Dataset records
==============================

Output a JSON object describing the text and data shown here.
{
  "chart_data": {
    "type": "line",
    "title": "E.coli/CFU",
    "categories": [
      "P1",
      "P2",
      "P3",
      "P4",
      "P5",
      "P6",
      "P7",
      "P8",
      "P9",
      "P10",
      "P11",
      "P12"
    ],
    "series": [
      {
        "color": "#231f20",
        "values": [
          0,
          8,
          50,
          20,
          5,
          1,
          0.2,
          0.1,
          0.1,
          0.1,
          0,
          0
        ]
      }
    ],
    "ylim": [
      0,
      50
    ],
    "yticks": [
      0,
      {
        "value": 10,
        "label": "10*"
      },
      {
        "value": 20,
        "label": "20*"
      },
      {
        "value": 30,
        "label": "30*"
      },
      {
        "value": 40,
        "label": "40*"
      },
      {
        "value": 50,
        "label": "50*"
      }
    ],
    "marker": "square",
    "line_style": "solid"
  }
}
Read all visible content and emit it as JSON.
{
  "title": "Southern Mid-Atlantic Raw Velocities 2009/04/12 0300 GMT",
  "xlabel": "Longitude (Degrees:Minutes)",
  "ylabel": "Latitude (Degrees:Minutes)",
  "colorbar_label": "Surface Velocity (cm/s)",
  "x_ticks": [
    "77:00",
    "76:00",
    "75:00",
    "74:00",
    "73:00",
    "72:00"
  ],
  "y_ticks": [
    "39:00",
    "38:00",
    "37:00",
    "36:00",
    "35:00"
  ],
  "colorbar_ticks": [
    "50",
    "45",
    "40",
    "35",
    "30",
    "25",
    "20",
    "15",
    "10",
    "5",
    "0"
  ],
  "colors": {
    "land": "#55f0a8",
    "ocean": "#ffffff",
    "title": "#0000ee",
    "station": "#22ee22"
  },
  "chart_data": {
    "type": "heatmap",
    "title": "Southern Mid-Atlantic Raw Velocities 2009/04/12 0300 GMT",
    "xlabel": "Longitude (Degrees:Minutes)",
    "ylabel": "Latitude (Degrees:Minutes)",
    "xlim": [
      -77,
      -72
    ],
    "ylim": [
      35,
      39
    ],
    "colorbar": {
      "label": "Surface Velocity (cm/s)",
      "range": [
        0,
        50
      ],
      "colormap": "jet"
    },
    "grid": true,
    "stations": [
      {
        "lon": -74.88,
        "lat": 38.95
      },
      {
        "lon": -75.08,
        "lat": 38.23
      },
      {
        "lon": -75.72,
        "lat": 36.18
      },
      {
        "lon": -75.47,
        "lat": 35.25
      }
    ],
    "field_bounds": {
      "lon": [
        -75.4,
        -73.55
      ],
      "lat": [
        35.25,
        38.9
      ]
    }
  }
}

==============================

WRITTEN TASK →
Copy each line of the listing that contains the string "JSON".

FINISHED ANSWER →
Output a JSON object describing the text and data shown here.
Read all visible content and emit it as JSON.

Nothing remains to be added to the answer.